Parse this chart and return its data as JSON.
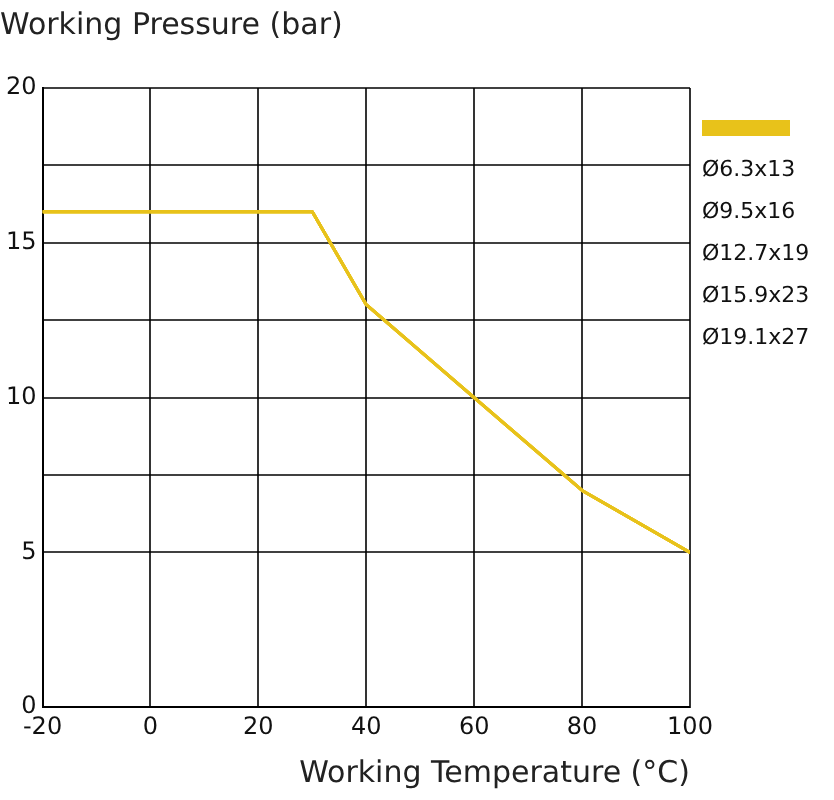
{
  "chart_data": {
    "type": "line",
    "title": "Working Pressure (bar)",
    "xlabel": "Working Temperature (°C)",
    "x": [
      -20,
      30,
      40,
      60,
      80,
      100
    ],
    "series": [
      {
        "name": "Ø6.3x13",
        "color": "#e8c21a",
        "values": [
          16,
          16,
          13,
          10,
          7,
          5
        ]
      },
      {
        "name": "Ø9.5x16",
        "color": "#e8c21a",
        "values": [
          16,
          16,
          13,
          10,
          7,
          5
        ]
      },
      {
        "name": "Ø12.7x19",
        "color": "#e8c21a",
        "values": [
          16,
          16,
          13,
          10,
          7,
          5
        ]
      },
      {
        "name": "Ø15.9x23",
        "color": "#e8c21a",
        "values": [
          16,
          16,
          13,
          10,
          7,
          5
        ]
      },
      {
        "name": "Ø19.1x27",
        "color": "#e8c21a",
        "values": [
          16,
          16,
          13,
          10,
          7,
          5
        ]
      }
    ],
    "xlim": [
      -20,
      100
    ],
    "xticks": [
      -20,
      0,
      20,
      40,
      60,
      80,
      100
    ],
    "ylim": [
      0,
      20
    ],
    "yticks": [
      0,
      5,
      {
        "value": 7.5,
        "label": null
      },
      10,
      {
        "value": 12.5,
        "label": null
      },
      15,
      {
        "value": 17.5,
        "label": null
      },
      20
    ],
    "grid": true,
    "legend": "top right",
    "marker": "none",
    "line_style": "solid"
  }
}
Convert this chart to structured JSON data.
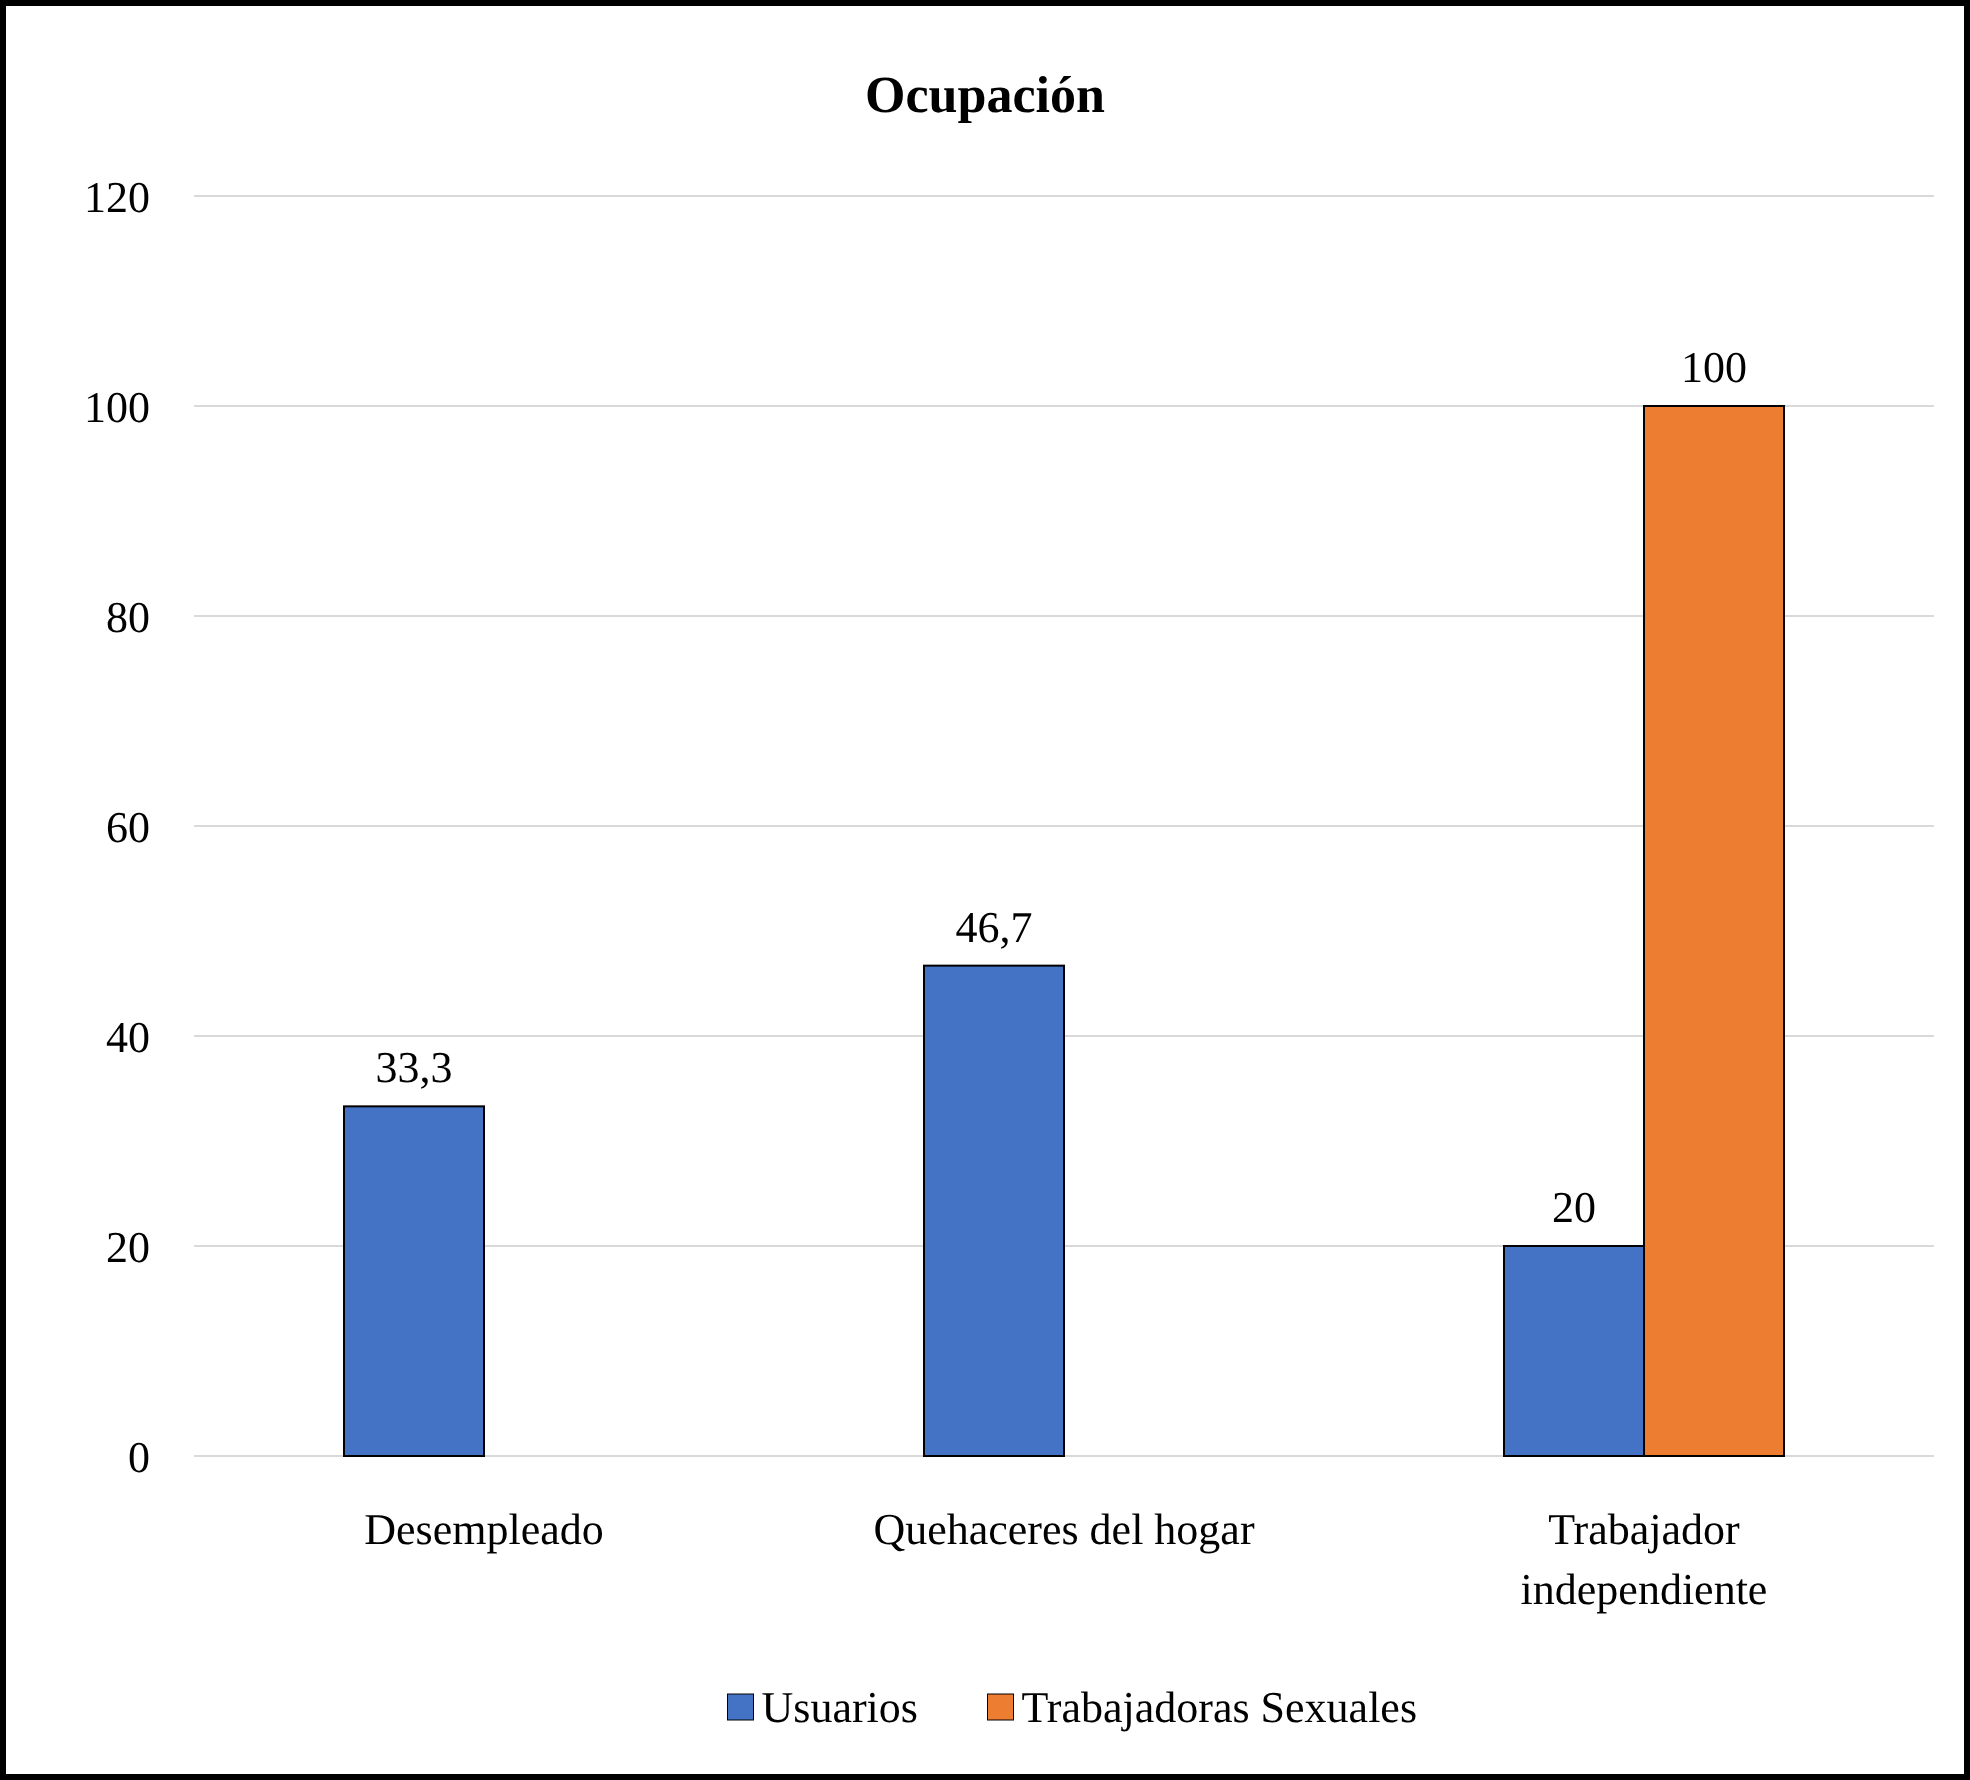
{
  "chart_data": {
    "type": "bar",
    "title": "Ocupación",
    "categories": [
      "Desempleado",
      "Quehaceres del hogar",
      "Trabajador\nindependiente"
    ],
    "series": [
      {
        "name": "Usuarios",
        "color": "#4472c4",
        "values": [
          33.3,
          46.7,
          20
        ],
        "value_labels": [
          "33,3",
          "46,7",
          "20"
        ]
      },
      {
        "name": "Trabajadoras Sexuales",
        "color": "#ed7d31",
        "values": [
          null,
          null,
          100
        ],
        "value_labels": [
          null,
          null,
          "100"
        ]
      }
    ],
    "ylim": [
      0,
      120
    ],
    "yticks": [
      0,
      20,
      40,
      60,
      80,
      100,
      120
    ],
    "grid": "y",
    "legend": "bottom"
  }
}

┄┄┄┄┄┄┄┄┄┄

Task to carry out:
Take the line that contains "Convert this chart to structured JSON data." and every line after it up to the end of the records above, and restate them exactly, without the pictures.

Solution below:
Convert this chart to structured JSON data.
{
  "chart_data": {
    "type": "bar",
    "title": "Ocupación",
    "categories": [
      "Desempleado",
      "Quehaceres del hogar",
      "Trabajador\nindependiente"
    ],
    "series": [
      {
        "name": "Usuarios",
        "color": "#4472c4",
        "values": [
          33.3,
          46.7,
          20
        ],
        "value_labels": [
          "33,3",
          "46,7",
          "20"
        ]
      },
      {
        "name": "Trabajadoras Sexuales",
        "color": "#ed7d31",
        "values": [
          null,
          null,
          100
        ],
        "value_labels": [
          null,
          null,
          "100"
        ]
      }
    ],
    "ylim": [
      0,
      120
    ],
    "yticks": [
      0,
      20,
      40,
      60,
      80,
      100,
      120
    ],
    "grid": "y",
    "legend": "bottom"
  }
}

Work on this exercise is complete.